[Data entries]
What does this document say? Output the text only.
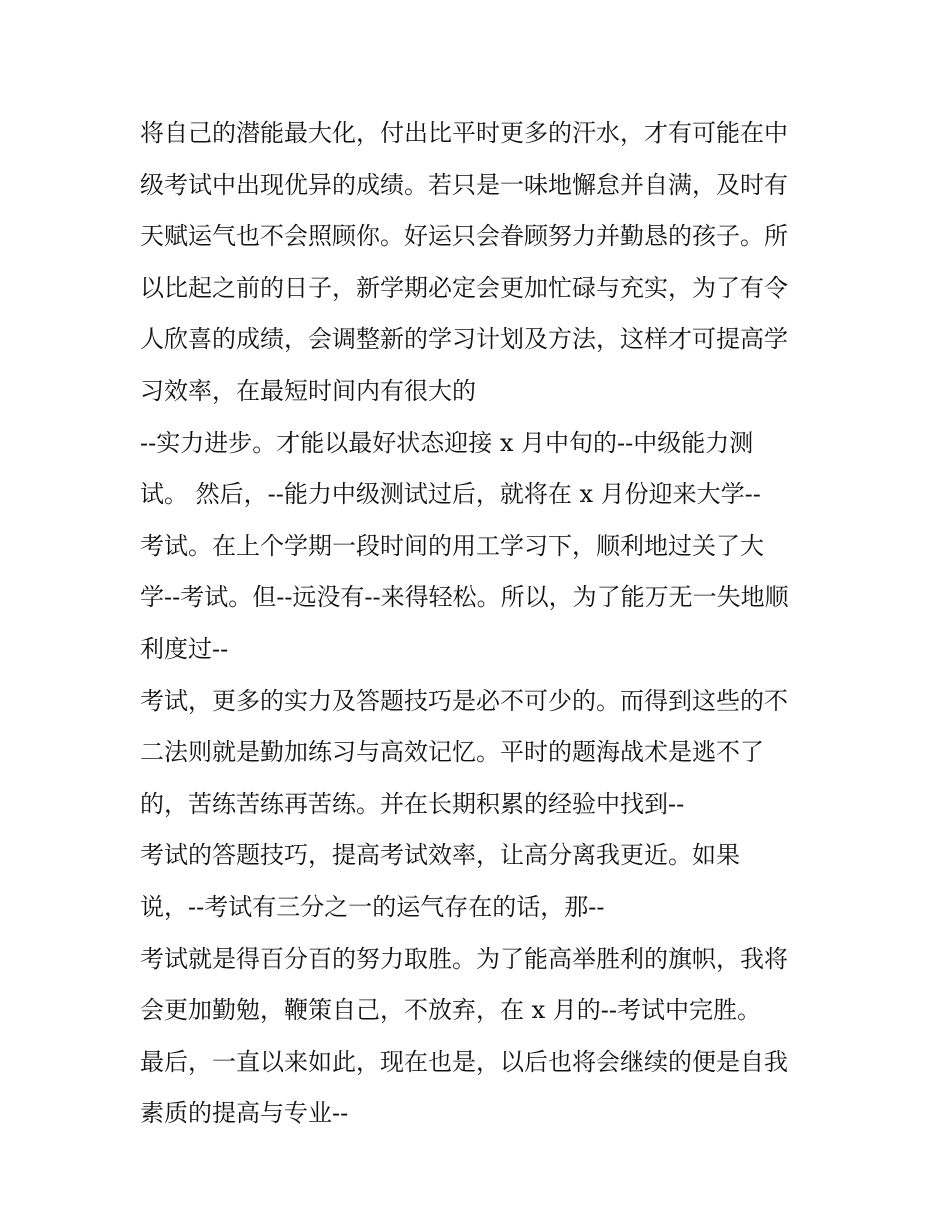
将自己的潜能最大化，付出比平时更多的汗水，才有可能在中
级考试中出现优异的成绩。若只是一味地懈怠并自满，及时有
天赋运气也不会照顾你。好运只会眷顾努力并勤恳的孩子。所
以比起之前的日子，新学期必定会更加忙碌与充实，为了有令
人欣喜的成绩，会调整新的学习计划及方法，这样才可提高学
习效率，在最短时间内有很大的
--实力进步。才能以最好状态迎接 x 月中旬的--中级能力测
试。 然后，--能力中级测试过后，就将在 x 月份迎来大学--
考试。在上个学期一段时间的用工学习下，顺利地过关了大
学--考试。但--远没有--来得轻松。所以，为了能万无一失地顺
利度过--
考试，更多的实力及答题技巧是必不可少的。而得到这些的不
二法则就是勤加练习与高效记忆。平时的题海战术是逃不了
的，苦练苦练再苦练。并在长期积累的经验中找到--
考试的答题技巧，提高考试效率，让高分离我更近。如果
说，--考试有三分之一的运气存在的话，那--
考试就是得百分百的努力取胜。为了能高举胜利的旗帜，我将
会更加勤勉，鞭策自己，不放弃，在 x 月的--考试中完胜。
最后，一直以来如此，现在也是，以后也将会继续的便是自我
素质的提高与专业--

## Exercise aim
Write out every entry again word for word, without any of the pictures.

## Task answer
What does this document say? Output the text only.
将自己的潜能最大化，付出比平时更多的汗水，才有可能在中
级考试中出现优异的成绩。若只是一味地懈怠并自满，及时有
天赋运气也不会照顾你。好运只会眷顾努力并勤恳的孩子。所
以比起之前的日子，新学期必定会更加忙碌与充实，为了有令
人欣喜的成绩，会调整新的学习计划及方法，这样才可提高学
习效率，在最短时间内有很大的
--实力进步。才能以最好状态迎接 x 月中旬的--中级能力测
试。 然后，--能力中级测试过后，就将在 x 月份迎来大学--
考试。在上个学期一段时间的用工学习下，顺利地过关了大
学--考试。但--远没有--来得轻松。所以，为了能万无一失地顺
利度过--
考试，更多的实力及答题技巧是必不可少的。而得到这些的不
二法则就是勤加练习与高效记忆。平时的题海战术是逃不了
的，苦练苦练再苦练。并在长期积累的经验中找到--
考试的答题技巧，提高考试效率，让高分离我更近。如果
说，--考试有三分之一的运气存在的话，那--
考试就是得百分百的努力取胜。为了能高举胜利的旗帜，我将
会更加勤勉，鞭策自己，不放弃，在 x 月的--考试中完胜。
最后，一直以来如此，现在也是，以后也将会继续的便是自我
素质的提高与专业--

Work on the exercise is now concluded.